§ **What you are asked to do**
Print all the entries verbatim.

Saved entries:

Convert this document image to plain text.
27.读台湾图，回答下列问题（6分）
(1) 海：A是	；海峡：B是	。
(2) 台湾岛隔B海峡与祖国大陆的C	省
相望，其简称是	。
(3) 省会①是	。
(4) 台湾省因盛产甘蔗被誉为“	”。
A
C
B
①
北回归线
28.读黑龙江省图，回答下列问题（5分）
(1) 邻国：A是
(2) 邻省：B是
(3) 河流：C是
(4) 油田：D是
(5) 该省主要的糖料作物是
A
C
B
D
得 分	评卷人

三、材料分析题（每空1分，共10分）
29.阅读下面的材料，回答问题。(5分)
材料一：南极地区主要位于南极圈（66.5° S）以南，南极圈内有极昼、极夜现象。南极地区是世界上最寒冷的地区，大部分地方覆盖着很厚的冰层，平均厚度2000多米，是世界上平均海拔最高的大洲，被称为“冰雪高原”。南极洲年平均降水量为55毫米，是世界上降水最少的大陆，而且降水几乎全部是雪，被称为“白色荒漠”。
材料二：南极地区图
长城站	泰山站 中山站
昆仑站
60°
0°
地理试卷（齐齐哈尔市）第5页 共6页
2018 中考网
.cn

§ **Reply**
Convert this document image to plain text.
27.读台湾图，回答下列问题（6分）
(1) 海：A是	；海峡：B是	。
(2) 台湾岛隔B海峡与祖国大陆的C	省
相望，其简称是	。
(3) 省会①是	。
(4) 台湾省因盛产甘蔗被誉为“	”。
A
C
B
①
北回归线
28.读黑龙江省图，回答下列问题（5分）
(1) 邻国：A是
(2) 邻省：B是
(3) 河流：C是
(4) 油田：D是
(5) 该省主要的糖料作物是
A
C
B
D
得 分	评卷人

三、材料分析题（每空1分，共10分）
29.阅读下面的材料，回答问题。(5分)
材料一：南极地区主要位于南极圈（66.5° S）以南，南极圈内有极昼、极夜现象。南极地区是世界上最寒冷的地区，大部分地方覆盖着很厚的冰层，平均厚度2000多米，是世界上平均海拔最高的大洲，被称为“冰雪高原”。南极洲年平均降水量为55毫米，是世界上降水最少的大陆，而且降水几乎全部是雪，被称为“白色荒漠”。
材料二：南极地区图
长城站	泰山站 中山站
昆仑站
60°
0°
地理试卷（齐齐哈尔市）第5页 共6页
2018 中考网
.cn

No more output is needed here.